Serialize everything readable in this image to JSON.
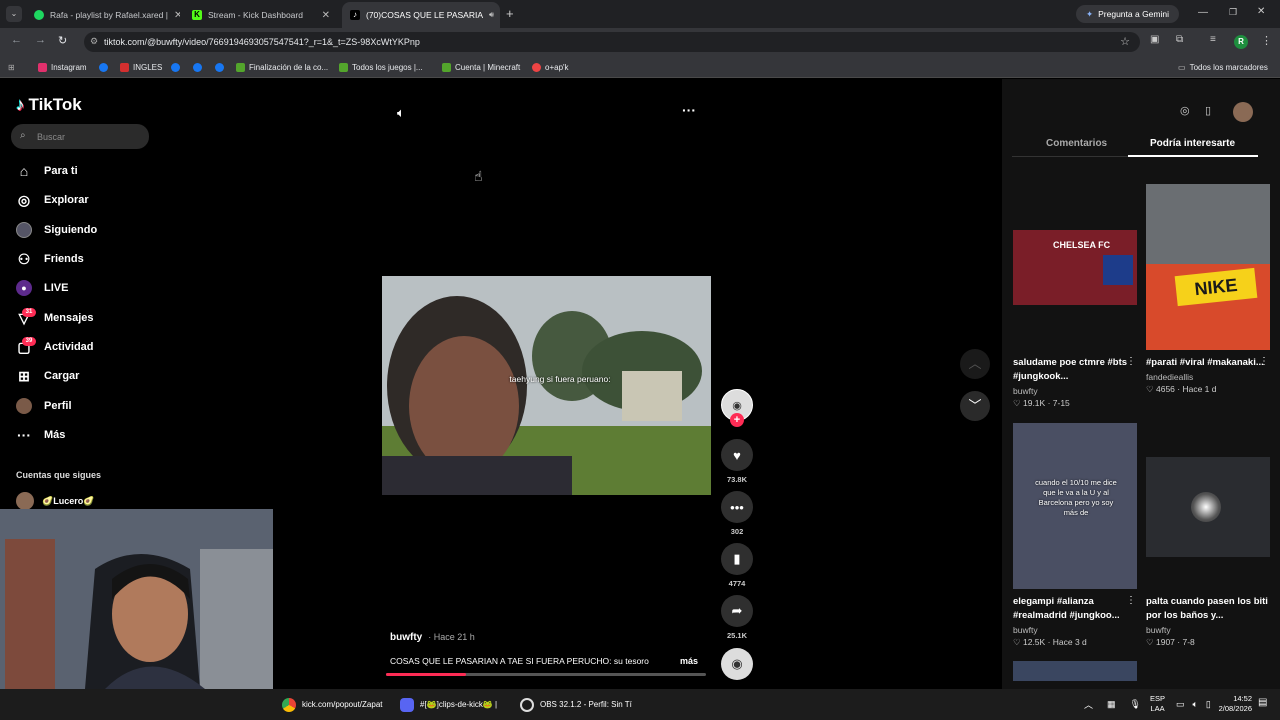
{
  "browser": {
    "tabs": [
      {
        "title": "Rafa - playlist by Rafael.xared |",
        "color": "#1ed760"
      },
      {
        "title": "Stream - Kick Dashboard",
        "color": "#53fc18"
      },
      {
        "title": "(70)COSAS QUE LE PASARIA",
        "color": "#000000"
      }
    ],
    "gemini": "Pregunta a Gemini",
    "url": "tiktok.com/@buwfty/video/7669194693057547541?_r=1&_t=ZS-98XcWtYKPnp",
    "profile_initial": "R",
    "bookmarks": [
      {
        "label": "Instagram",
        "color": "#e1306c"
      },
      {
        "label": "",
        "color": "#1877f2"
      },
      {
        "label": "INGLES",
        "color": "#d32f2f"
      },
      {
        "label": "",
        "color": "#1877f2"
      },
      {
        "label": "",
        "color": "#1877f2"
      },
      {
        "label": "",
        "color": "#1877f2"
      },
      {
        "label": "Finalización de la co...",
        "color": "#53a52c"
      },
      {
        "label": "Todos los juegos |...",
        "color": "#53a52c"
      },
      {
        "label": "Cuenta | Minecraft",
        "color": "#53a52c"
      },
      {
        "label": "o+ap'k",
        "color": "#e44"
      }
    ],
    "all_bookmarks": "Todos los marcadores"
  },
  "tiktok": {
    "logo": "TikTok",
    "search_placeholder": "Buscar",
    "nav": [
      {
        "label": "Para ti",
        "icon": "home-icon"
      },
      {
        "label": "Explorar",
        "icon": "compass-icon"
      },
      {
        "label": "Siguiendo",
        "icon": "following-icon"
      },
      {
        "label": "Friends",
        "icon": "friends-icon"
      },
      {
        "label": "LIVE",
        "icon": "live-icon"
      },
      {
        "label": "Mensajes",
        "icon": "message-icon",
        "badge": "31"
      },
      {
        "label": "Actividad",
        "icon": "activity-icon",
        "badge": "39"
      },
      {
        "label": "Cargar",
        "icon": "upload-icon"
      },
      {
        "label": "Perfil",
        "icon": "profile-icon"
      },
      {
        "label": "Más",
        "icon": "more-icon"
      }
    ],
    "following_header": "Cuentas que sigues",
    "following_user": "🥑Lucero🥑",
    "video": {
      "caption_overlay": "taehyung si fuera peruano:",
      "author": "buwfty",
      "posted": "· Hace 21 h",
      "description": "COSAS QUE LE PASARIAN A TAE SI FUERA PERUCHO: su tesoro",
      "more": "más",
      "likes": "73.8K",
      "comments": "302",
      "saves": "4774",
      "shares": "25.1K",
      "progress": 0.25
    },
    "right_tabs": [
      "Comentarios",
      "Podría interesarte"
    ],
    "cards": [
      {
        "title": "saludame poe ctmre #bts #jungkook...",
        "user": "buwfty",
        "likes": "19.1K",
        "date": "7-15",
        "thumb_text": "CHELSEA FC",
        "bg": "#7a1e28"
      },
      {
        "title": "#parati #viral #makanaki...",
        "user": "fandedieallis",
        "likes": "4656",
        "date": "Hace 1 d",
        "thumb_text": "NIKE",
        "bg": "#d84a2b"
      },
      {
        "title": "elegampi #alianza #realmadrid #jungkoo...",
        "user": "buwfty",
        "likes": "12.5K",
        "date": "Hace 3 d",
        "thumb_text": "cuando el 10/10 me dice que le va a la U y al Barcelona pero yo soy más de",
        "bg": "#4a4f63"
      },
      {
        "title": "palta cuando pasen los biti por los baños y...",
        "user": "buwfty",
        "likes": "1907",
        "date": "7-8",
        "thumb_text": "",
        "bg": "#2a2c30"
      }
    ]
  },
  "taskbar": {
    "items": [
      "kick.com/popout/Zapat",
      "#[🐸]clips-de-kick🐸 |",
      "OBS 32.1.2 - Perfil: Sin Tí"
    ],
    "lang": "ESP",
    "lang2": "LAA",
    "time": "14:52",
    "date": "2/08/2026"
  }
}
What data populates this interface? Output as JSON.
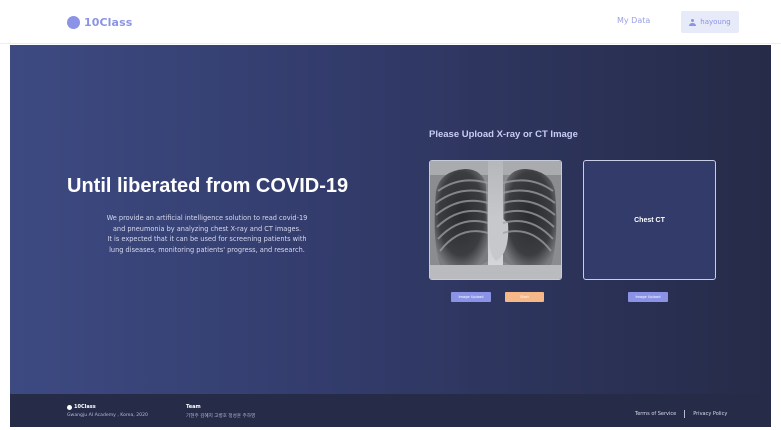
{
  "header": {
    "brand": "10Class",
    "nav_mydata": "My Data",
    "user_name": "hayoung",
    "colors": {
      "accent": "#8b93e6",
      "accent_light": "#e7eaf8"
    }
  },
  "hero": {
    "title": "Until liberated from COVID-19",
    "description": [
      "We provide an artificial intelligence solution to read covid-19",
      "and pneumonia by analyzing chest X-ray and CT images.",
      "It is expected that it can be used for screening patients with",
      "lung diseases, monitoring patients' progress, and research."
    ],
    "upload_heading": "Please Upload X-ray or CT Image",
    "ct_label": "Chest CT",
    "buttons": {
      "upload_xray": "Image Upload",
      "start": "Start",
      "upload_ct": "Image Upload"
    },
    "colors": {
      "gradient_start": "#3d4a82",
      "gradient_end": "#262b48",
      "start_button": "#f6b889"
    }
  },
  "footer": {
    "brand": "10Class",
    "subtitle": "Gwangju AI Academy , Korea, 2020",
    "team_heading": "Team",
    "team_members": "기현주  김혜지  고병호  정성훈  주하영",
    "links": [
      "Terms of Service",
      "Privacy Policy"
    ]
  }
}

----------

— ACTIVITY —
Identify the lines in the entries above that contain "COSAS", then copy them out.

— COMPLETED EXERCISE —
        "title": "(70)COSAS QUE LE PASARIA",
      "description": "COSAS QUE LE PASARIAN A TAE SI FUERA PERUCHO: su tesoro",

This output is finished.